(begin)
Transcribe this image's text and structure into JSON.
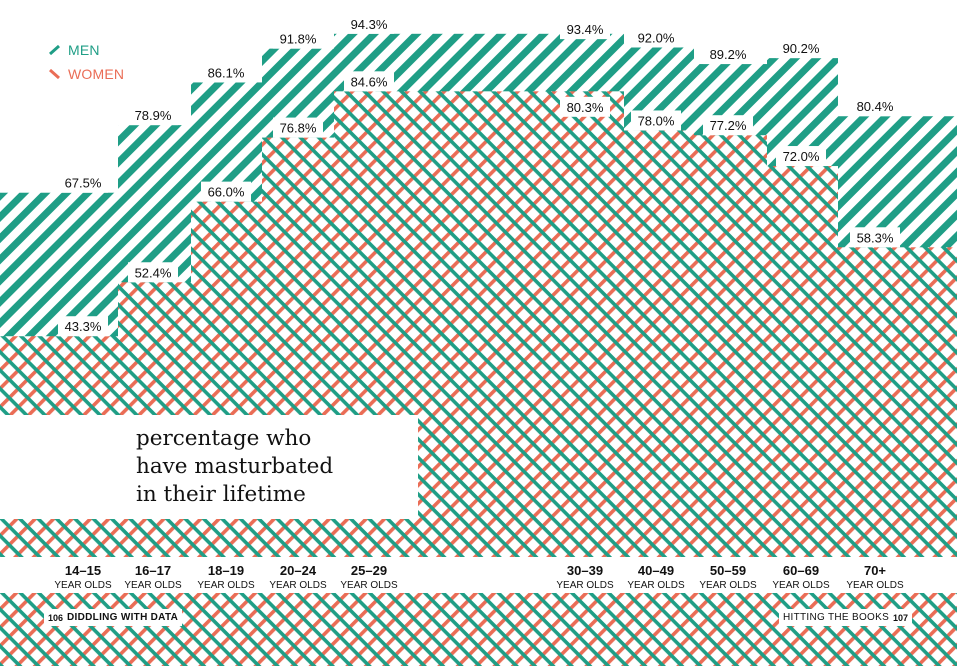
{
  "legend": {
    "men": {
      "label": "MEN",
      "color": "#1f9e86"
    },
    "women": {
      "label": "WOMEN",
      "color": "#ea6d56"
    }
  },
  "caption": {
    "line1": "percentage who",
    "line2": "have masturbated",
    "line3": "in their lifetime"
  },
  "footer": {
    "left_page": "106",
    "left_section": "DIDDLING WITH DATA",
    "right_section": "HITTING THE BOOKS",
    "right_page": "107"
  },
  "chart_data": {
    "type": "area",
    "title": "percentage who have masturbated in their lifetime",
    "categories": [
      "14–15",
      "16–17",
      "18–19",
      "20–24",
      "25–29",
      "30–39",
      "40–49",
      "50–59",
      "60–69",
      "70+"
    ],
    "category_sublabel": "YEAR OLDS",
    "series": [
      {
        "name": "MEN",
        "values": [
          67.5,
          78.9,
          86.1,
          91.8,
          94.3,
          93.4,
          92.0,
          89.2,
          90.2,
          80.4
        ],
        "labels": [
          "67.5%",
          "78.9%",
          "86.1%",
          "91.8%",
          "94.3%",
          "93.4%",
          "92.0%",
          "89.2%",
          "90.2%",
          "80.4%"
        ]
      },
      {
        "name": "WOMEN",
        "values": [
          43.3,
          52.4,
          66.0,
          76.8,
          84.6,
          80.3,
          78.0,
          77.2,
          72.0,
          58.3
        ],
        "labels": [
          "43.3%",
          "52.4%",
          "66.0%",
          "76.8%",
          "84.6%",
          "80.3%",
          "78.0%",
          "77.2%",
          "72.0%",
          "58.3%"
        ]
      }
    ],
    "ylim": [
      0,
      100
    ],
    "grid": false,
    "legend_position": "top-left"
  }
}
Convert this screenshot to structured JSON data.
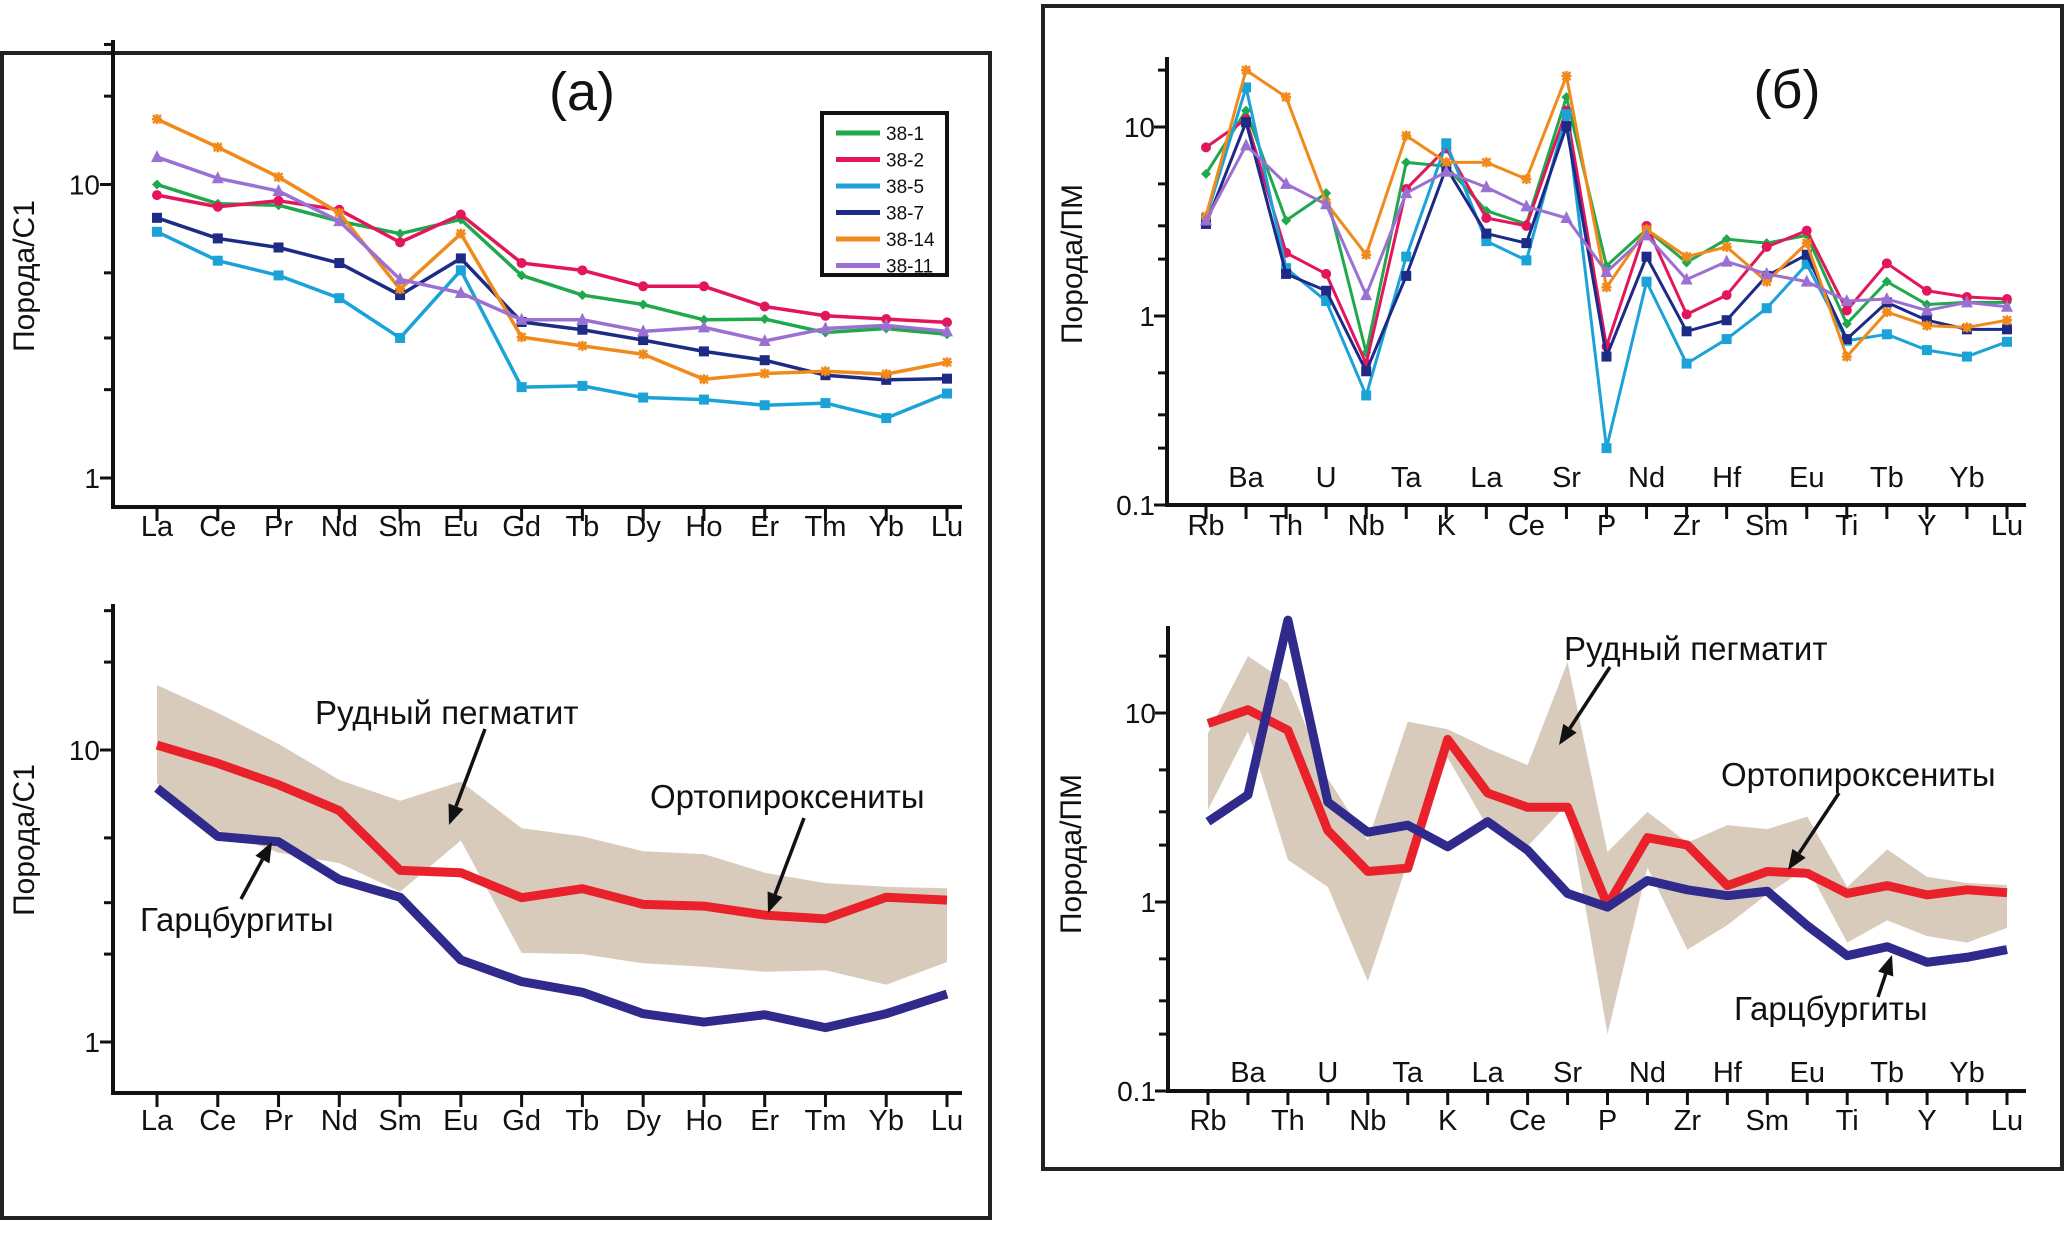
{
  "panels": {
    "a_label": "(a)",
    "b_label": "(б)"
  },
  "colors": {
    "38-1": "#1fa84c",
    "38-2": "#e3165c",
    "38-5": "#1ba3d8",
    "38-7": "#1d2a86",
    "38-14": "#f08a1a",
    "38-11": "#9a70d2",
    "orthopyroxenites": "#e8212b",
    "harzburgites": "#2f2a8c",
    "ore_pegmatite_band": "#d9cbbc"
  },
  "chart_data": [
    {
      "id": "a-top",
      "type": "line",
      "yscale": "log",
      "ylim": [
        0.8,
        30
      ],
      "ylabel": "Порода/С1",
      "yticks": [
        "10",
        "1"
      ],
      "categories": [
        "La",
        "Ce",
        "Pr",
        "Nd",
        "Sm",
        "Eu",
        "Gd",
        "Tb",
        "Dy",
        "Ho",
        "Er",
        "Tm",
        "Yb",
        "Lu"
      ],
      "legend": "top-right",
      "series": [
        {
          "name": "38-1",
          "marker": "diamond",
          "values": [
            10,
            8.6,
            8.5,
            7.5,
            6.8,
            7.6,
            4.9,
            4.2,
            3.9,
            3.46,
            3.48,
            3.13,
            3.23,
            3.09
          ]
        },
        {
          "name": "38-2",
          "marker": "circle",
          "values": [
            9.2,
            8.4,
            8.8,
            8.2,
            6.35,
            7.9,
            5.4,
            5.1,
            4.5,
            4.5,
            3.84,
            3.57,
            3.48,
            3.39
          ]
        },
        {
          "name": "38-5",
          "marker": "square",
          "values": [
            6.9,
            5.5,
            4.9,
            4.1,
            3.0,
            5.1,
            2.04,
            2.06,
            1.88,
            1.85,
            1.77,
            1.8,
            1.6,
            1.94
          ]
        },
        {
          "name": "38-7",
          "marker": "square",
          "values": [
            7.7,
            6.55,
            6.1,
            5.4,
            4.2,
            5.6,
            3.4,
            3.2,
            2.95,
            2.7,
            2.52,
            2.24,
            2.16,
            2.18
          ]
        },
        {
          "name": "38-14",
          "marker": "star",
          "values": [
            16.7,
            13.4,
            10.6,
            8.0,
            4.4,
            6.8,
            3.02,
            2.82,
            2.64,
            2.17,
            2.27,
            2.31,
            2.26,
            2.48
          ]
        },
        {
          "name": "38-11",
          "marker": "triangle",
          "values": [
            12.4,
            10.5,
            9.5,
            7.5,
            4.75,
            4.27,
            3.46,
            3.46,
            3.16,
            3.26,
            2.93,
            3.23,
            3.31,
            3.16
          ]
        }
      ]
    },
    {
      "id": "a-bottom",
      "type": "line",
      "yscale": "log",
      "ylim": [
        0.67,
        30
      ],
      "ylabel": "Порода/С1",
      "yticks": [
        "10",
        "1"
      ],
      "categories": [
        "La",
        "Ce",
        "Pr",
        "Nd",
        "Sm",
        "Eu",
        "Gd",
        "Tb",
        "Dy",
        "Ho",
        "Er",
        "Tm",
        "Yb",
        "Lu"
      ],
      "band": {
        "name": "Рудный пегматит",
        "upper": [
          16.7,
          13.4,
          10.5,
          7.9,
          6.7,
          7.8,
          5.4,
          5.06,
          4.5,
          4.4,
          3.8,
          3.5,
          3.4,
          3.36
        ],
        "lower": [
          7.7,
          5.3,
          4.45,
          4.1,
          3.27,
          4.9,
          2.02,
          2.0,
          1.86,
          1.81,
          1.74,
          1.76,
          1.57,
          1.88
        ]
      },
      "series": [
        {
          "name": "Ортопироксениты",
          "values": [
            10.4,
            9.0,
            7.6,
            6.2,
            3.87,
            3.8,
            3.12,
            3.35,
            2.96,
            2.92,
            2.72,
            2.64,
            3.13,
            3.06
          ]
        },
        {
          "name": "Гарцбургиты",
          "values": [
            7.4,
            5.06,
            4.85,
            3.6,
            3.13,
            1.91,
            1.61,
            1.48,
            1.25,
            1.17,
            1.24,
            1.12,
            1.25,
            1.46
          ]
        }
      ]
    },
    {
      "id": "b-top",
      "type": "line",
      "yscale": "log",
      "ylim": [
        0.1,
        25
      ],
      "ylabel": "Порода/ПМ",
      "yticks": [
        "10",
        "1",
        "0.1"
      ],
      "categories": [
        "Rb",
        "Ba",
        "Th",
        "U",
        "Nb",
        "Ta",
        "K",
        "La",
        "Ce",
        "Sr",
        "P",
        "Nd",
        "Zr",
        "Hf",
        "Sm",
        "Eu",
        "Ti",
        "Tb",
        "Y",
        "Yb",
        "Lu"
      ],
      "series": [
        {
          "name": "38-1",
          "marker": "diamond",
          "values": [
            5.65,
            12.2,
            3.2,
            4.47,
            0.64,
            6.5,
            6.2,
            3.6,
            3.07,
            14.4,
            1.84,
            2.87,
            1.92,
            2.55,
            2.43,
            2.67,
            0.91,
            1.52,
            1.15,
            1.18,
            1.18
          ]
        },
        {
          "name": "38-2",
          "marker": "circle",
          "values": [
            7.8,
            11,
            2.16,
            1.67,
            0.56,
            4.7,
            7.7,
            3.3,
            3.0,
            12.2,
            0.69,
            3.0,
            1.02,
            1.29,
            2.32,
            2.83,
            1.07,
            1.9,
            1.36,
            1.26,
            1.23
          ]
        },
        {
          "name": "38-5",
          "marker": "square",
          "values": [
            3.3,
            16.2,
            1.79,
            1.2,
            0.38,
            2.06,
            8.2,
            2.49,
            1.97,
            11.7,
            0.2,
            1.52,
            0.56,
            0.755,
            1.1,
            1.88,
            0.74,
            0.8,
            0.66,
            0.61,
            0.73
          ]
        },
        {
          "name": "38-7",
          "marker": "square",
          "values": [
            3.07,
            10.6,
            1.67,
            1.36,
            0.51,
            1.63,
            6.1,
            2.73,
            2.43,
            10.1,
            0.61,
            2.06,
            0.83,
            0.95,
            1.63,
            2.11,
            0.755,
            1.18,
            0.95,
            0.85,
            0.85
          ]
        },
        {
          "name": "38-14",
          "marker": "star",
          "values": [
            3.37,
            20,
            14.4,
            3.97,
            2.11,
            9.0,
            6.5,
            6.5,
            5.3,
            18.6,
            1.42,
            2.87,
            2.06,
            2.32,
            1.52,
            2.43,
            0.61,
            1.05,
            0.89,
            0.87,
            0.95
          ]
        },
        {
          "name": "38-11",
          "marker": "triangle",
          "values": [
            3.2,
            8.0,
            5.0,
            3.9,
            1.29,
            4.47,
            5.8,
            4.8,
            3.8,
            3.3,
            1.71,
            2.67,
            1.56,
            1.94,
            1.67,
            1.52,
            1.2,
            1.23,
            1.07,
            1.18,
            1.12
          ]
        }
      ]
    },
    {
      "id": "b-bottom",
      "type": "line",
      "yscale": "log",
      "ylim": [
        0.1,
        29
      ],
      "ylabel": "Порода/ПМ",
      "yticks": [
        "10",
        "1",
        "0.1"
      ],
      "categories": [
        "Rb",
        "Ba",
        "Th",
        "U",
        "Nb",
        "Ta",
        "K",
        "La",
        "Ce",
        "Sr",
        "P",
        "Nd",
        "Zr",
        "Hf",
        "Sm",
        "Eu",
        "Ti",
        "Tb",
        "Y",
        "Yb",
        "Lu"
      ],
      "band": {
        "name": "Рудный пегматит",
        "upper": [
          7.8,
          20,
          14.4,
          4.5,
          2.11,
          9.0,
          8.2,
          6.5,
          5.3,
          18.6,
          1.84,
          3.0,
          2.06,
          2.55,
          2.43,
          2.83,
          1.2,
          1.9,
          1.36,
          1.26,
          1.23
        ],
        "lower": [
          3.07,
          8.0,
          1.67,
          1.2,
          0.38,
          1.63,
          5.8,
          2.49,
          1.97,
          3.3,
          0.2,
          1.52,
          0.56,
          0.755,
          1.1,
          1.52,
          0.61,
          0.8,
          0.66,
          0.61,
          0.73
        ]
      },
      "series": [
        {
          "name": "Ортопироксениты",
          "values": [
            8.8,
            10.4,
            8.1,
            2.39,
            1.45,
            1.51,
            7.25,
            3.77,
            3.17,
            3.17,
            0.96,
            2.19,
            2.0,
            1.22,
            1.45,
            1.42,
            1.11,
            1.22,
            1.09,
            1.16,
            1.12
          ]
        },
        {
          "name": "Гарцбургиты",
          "values": [
            2.66,
            3.69,
            31,
            3.38,
            2.34,
            2.55,
            1.96,
            2.66,
            1.88,
            1.11,
            0.94,
            1.3,
            1.16,
            1.08,
            1.14,
            0.75,
            0.52,
            0.58,
            0.48,
            0.51,
            0.56
          ]
        }
      ]
    }
  ]
}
(end)
Tally the lines of the records holding the word "their", then give only the resulting number.

ANSWER TO THE PROBLEM: 2